EXERCISE PROMPT >> Return all lines where the word "caption" can be found.

(Saved data entries)
%%

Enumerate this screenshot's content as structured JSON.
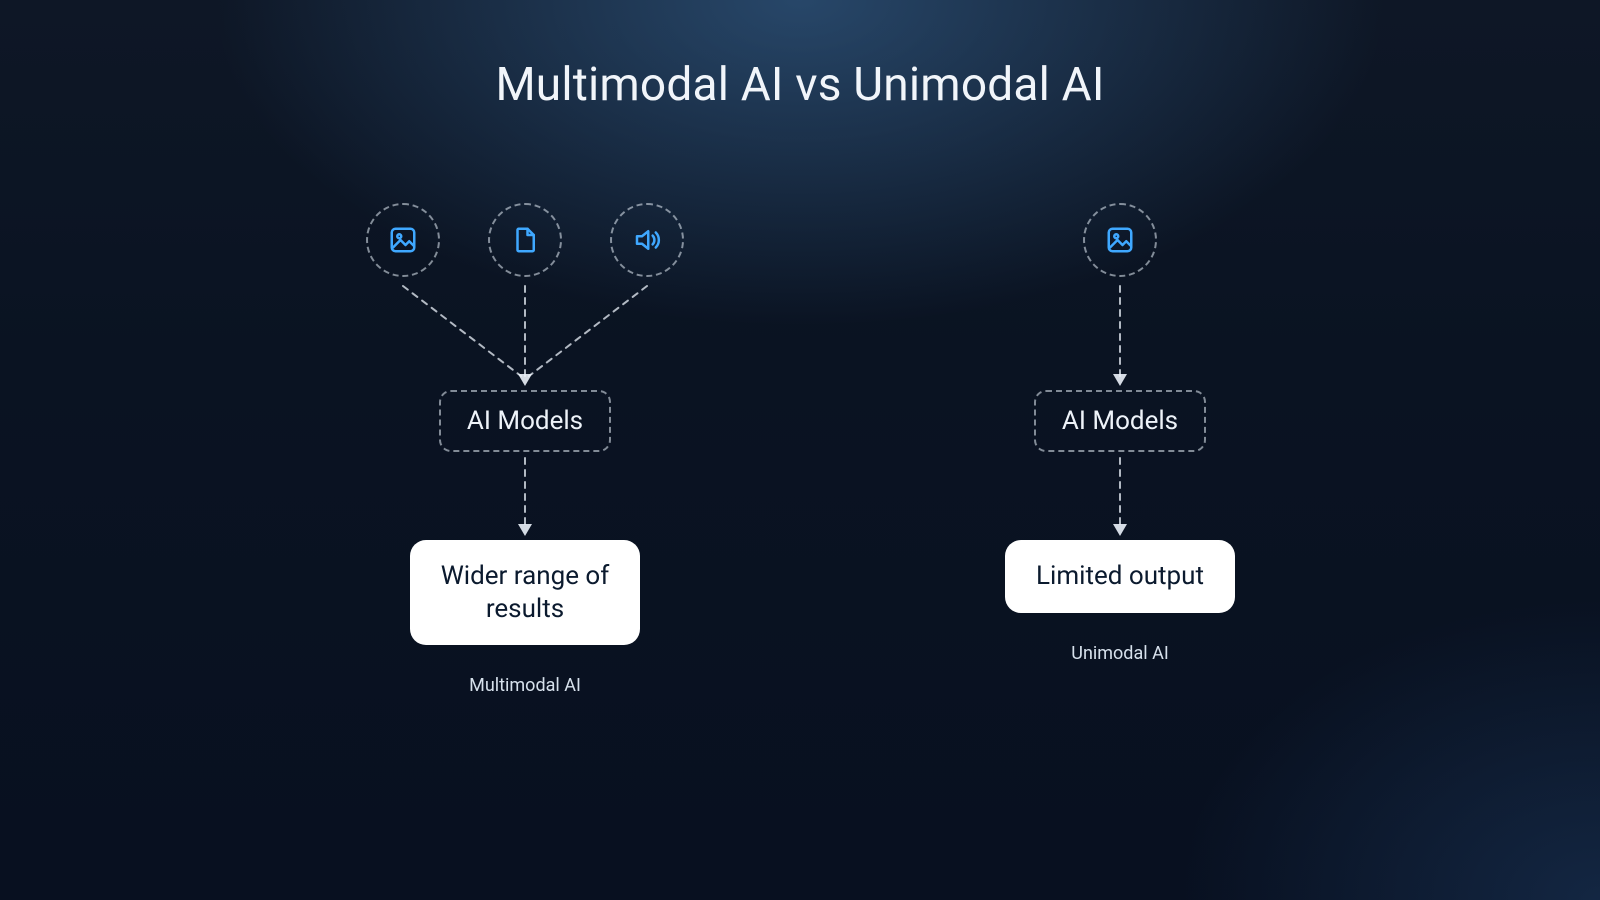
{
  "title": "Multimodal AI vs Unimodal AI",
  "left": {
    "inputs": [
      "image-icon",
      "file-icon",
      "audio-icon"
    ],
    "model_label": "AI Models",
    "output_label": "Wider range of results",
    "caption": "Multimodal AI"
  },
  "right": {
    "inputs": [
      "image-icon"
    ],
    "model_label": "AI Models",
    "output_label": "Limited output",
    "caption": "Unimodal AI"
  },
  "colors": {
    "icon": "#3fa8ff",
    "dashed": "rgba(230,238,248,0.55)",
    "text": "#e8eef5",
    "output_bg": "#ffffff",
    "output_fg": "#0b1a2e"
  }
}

%%

TASK SOLUTION >>
    "caption": "Multimodal AI"
    "caption": "Unimodal AI"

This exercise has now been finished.